# Trecho apresentado:
Aeroporto de Congonhas, terça-feira, 17 de julho, 18h45.

Tragédia: a maior da aviação ao sul do Equador.

Contexto: dez meses antes, falha no sistema de controle de tráfego aéreo, mais o provável descaso dos pilotos norte-americanos de um jatinho executivo Legacy, da Embraer, derruba um Boeing 737-800 da Gol, novinho em folha, vôo 1907, Manaus-Brasília, com 155 pessoas a bordo.

Advertência: a pane é geral; empresas aéreas, controles de segurança, agência reguladora, Aeronáutica, organismos oficiais, ninguém é capaz de desmentir este panorama de pavor: voar, no Brasil, é hoje operação de alto risco.

Aquele vôo 3054, da TAM, deu em todos nós, ao preço trágico de 199 vítimas, um choque de realidade: aconteça o que acontecer, nada será como antes. O prazer de voar virou arrepio na espinha e frio na barriga (leia mais nas páginas seguintes). A julgar pelo que já foi apurado, o vôo 3054, da TAM, é uma espécie de concentrado simbólico de todos os erros possíveis:

1 – Um aeroporto antigo (de 1936), encravado em uma metrópole, duas pistas, sem área de escape, 91.400 pousos e decolagens e 7.689.879 passageiros até maio de 2007 – apesar dos pesares, o de maior movimento no País.

# Tarefa escrita 1:
No texto sobre o acidente em Congonhas, quantas pessoas estavam a bordo do vôo 1907 da Gol?
# Tarefa escrita 2:
Dê sequência ao texto sobre o acidente do vôo 3054 da TAM, começando logo após a última frase apresentada.

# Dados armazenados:
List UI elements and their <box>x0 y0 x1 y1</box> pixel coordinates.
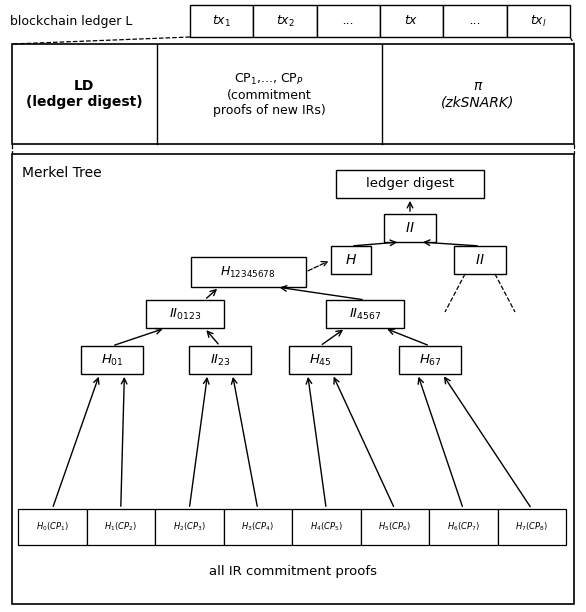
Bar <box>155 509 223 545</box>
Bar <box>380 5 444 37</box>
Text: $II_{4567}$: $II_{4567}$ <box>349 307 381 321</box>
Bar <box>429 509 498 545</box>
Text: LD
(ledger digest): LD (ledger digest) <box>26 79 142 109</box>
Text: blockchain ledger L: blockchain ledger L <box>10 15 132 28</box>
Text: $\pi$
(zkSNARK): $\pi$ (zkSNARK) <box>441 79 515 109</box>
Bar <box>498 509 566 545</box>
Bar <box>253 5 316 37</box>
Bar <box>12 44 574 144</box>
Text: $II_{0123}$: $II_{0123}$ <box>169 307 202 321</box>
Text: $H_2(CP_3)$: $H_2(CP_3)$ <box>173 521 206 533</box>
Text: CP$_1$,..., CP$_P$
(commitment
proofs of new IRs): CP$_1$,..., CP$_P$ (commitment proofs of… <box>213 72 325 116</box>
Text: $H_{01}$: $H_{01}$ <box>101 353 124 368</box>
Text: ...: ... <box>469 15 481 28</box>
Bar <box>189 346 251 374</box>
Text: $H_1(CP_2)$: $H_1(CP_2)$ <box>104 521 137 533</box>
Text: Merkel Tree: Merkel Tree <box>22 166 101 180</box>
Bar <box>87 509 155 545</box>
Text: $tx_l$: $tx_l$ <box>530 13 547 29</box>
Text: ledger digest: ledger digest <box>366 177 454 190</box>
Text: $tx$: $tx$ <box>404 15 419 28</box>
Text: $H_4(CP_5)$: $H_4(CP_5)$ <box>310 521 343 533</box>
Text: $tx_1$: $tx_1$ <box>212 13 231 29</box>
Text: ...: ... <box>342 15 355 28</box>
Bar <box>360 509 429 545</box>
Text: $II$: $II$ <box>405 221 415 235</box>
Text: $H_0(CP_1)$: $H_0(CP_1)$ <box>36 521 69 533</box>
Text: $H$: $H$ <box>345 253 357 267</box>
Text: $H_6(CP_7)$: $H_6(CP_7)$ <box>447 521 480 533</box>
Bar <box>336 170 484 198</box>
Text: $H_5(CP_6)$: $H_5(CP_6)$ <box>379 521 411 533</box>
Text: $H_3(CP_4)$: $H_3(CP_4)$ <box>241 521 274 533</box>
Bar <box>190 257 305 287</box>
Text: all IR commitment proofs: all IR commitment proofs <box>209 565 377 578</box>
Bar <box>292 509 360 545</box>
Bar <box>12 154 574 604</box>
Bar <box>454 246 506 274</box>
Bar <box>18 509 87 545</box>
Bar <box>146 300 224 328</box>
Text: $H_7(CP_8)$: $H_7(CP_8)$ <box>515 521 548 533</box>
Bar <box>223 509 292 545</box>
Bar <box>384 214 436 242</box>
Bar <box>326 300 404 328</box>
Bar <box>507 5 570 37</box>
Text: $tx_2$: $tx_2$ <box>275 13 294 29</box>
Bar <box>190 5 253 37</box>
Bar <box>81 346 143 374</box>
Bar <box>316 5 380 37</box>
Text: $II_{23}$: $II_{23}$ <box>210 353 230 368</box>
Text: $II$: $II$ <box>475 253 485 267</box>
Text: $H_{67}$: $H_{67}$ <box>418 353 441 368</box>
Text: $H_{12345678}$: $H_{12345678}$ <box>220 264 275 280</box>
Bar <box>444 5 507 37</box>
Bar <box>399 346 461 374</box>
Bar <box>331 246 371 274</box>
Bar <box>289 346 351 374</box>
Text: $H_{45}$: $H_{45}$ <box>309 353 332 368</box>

--

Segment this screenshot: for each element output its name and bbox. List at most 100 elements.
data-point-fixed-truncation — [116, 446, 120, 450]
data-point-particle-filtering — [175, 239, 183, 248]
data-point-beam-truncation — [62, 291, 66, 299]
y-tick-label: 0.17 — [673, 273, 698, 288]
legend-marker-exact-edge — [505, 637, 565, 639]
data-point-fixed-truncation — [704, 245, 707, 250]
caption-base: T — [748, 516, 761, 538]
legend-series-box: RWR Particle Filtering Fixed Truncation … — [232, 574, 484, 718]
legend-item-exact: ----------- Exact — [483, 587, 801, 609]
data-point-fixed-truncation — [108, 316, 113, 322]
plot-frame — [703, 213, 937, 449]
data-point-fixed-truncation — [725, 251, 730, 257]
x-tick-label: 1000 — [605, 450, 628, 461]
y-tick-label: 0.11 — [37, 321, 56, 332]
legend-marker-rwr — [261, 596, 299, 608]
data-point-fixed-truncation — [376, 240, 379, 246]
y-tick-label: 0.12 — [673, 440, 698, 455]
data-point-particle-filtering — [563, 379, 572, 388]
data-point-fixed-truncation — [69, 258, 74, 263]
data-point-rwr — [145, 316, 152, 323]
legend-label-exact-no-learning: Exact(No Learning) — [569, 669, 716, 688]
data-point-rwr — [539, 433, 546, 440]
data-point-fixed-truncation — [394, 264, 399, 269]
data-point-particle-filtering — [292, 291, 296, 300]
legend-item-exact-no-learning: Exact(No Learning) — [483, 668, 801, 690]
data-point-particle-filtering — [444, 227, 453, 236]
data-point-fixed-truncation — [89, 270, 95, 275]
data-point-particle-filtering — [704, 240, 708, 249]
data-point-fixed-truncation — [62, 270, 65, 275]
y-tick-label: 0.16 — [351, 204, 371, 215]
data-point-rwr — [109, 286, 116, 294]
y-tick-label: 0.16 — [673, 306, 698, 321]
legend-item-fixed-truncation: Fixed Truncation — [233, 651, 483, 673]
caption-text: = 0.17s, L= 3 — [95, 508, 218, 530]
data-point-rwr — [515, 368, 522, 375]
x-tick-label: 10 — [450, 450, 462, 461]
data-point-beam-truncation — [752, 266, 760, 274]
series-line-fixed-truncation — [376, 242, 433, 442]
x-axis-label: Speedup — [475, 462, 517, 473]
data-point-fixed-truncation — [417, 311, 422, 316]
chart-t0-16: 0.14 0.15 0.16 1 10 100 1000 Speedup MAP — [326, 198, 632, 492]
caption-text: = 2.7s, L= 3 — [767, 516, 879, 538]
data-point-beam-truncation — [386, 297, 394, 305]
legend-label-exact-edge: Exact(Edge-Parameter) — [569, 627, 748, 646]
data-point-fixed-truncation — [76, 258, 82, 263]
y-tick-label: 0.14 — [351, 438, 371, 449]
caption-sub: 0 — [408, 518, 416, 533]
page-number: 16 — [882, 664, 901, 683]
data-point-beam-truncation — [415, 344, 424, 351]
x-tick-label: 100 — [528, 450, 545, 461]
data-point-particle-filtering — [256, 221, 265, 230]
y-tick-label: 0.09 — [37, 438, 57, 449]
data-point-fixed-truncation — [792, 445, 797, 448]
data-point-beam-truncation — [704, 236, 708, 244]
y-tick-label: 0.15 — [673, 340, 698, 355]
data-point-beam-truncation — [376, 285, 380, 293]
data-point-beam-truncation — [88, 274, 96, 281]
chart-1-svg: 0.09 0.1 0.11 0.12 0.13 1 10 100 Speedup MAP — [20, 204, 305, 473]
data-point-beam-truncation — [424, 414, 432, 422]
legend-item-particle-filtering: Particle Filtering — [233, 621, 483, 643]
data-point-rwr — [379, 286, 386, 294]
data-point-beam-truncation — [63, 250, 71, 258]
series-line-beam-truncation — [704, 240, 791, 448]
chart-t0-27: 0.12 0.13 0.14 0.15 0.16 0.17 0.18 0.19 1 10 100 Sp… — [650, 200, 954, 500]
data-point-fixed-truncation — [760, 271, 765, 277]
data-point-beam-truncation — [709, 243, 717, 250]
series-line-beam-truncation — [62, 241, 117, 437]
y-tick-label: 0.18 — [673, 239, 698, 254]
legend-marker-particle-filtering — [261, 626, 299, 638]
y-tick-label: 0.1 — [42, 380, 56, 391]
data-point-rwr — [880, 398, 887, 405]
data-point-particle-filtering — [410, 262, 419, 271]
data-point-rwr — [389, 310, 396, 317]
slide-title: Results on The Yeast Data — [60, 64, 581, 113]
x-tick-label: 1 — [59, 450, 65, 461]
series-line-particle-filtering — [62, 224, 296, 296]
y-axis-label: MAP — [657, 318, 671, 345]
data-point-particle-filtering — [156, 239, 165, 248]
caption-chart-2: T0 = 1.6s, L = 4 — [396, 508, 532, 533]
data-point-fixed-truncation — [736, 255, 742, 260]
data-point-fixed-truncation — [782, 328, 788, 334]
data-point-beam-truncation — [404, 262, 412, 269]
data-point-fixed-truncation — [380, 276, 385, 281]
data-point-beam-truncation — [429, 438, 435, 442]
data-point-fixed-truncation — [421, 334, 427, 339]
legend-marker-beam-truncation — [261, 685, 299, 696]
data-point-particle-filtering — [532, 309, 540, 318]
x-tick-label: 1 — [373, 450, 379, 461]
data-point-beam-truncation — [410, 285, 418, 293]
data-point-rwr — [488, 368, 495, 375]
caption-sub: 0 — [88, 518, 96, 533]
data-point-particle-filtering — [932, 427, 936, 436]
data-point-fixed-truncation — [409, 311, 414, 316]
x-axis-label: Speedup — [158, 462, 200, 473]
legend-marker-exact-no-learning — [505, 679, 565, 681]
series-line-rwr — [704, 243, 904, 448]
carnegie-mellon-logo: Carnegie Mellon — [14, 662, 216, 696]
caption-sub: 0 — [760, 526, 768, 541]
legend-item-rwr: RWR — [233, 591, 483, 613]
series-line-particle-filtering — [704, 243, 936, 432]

# Resposta do exercício 1:
Havia 155 pessoas a bordo.

# Resposta do exercício 2:
2 – Por conveniências comerciais, foram as empresas aéreas, com o aval das autoridades do setor, que pressionaram para que um aeroporto complicado – para alguns, inviável – viesse a acolher aviões de grande calibre: Boeing 727-200, Boeing 737-300, Boeing 737-800, Airbus A300, Airbus A320 (este, o do fatídico vôo 3054).

3 – O Airbus A320 que se espatifou contra um prédio e explodiu do lado de lá da pista de Congonhas tinha passageiros além de sua capacidade, combustível a mais do que o necessário (a TAM fala em reserva técnica, mas as companhias evitam reabastecer em São Paulo porque o imposto estadual sobre combustível é mais caro) e um equipamento auxiliar para a frenagem (o reverso de uma das turbinas) danificado.

4 – Chovia e a pista reformada – mas ainda sem os groovings, as ranhuras que ajudam a escoar a água – foi aberta antes do prazo, por pressão das companhias.

5 – A caixa-preta revela que o manete de comando estava em posição errada, o que acelerou o Airbus, em vez de freá-lo (no mesmo dia, o avião tinha passado por rápida manutenção em Congonhas: o problema da turbina fora detectado, mas a inspeção só durou 20 minutos).

6 – A TAM é reincidente em tragédias mal explicadas. Ali mesmo em Congonhas, em 1996, na outra cabeceira da pista, um Fokker 100 também com problemas no reverso caiu sobre casas e matou 99 pessoas.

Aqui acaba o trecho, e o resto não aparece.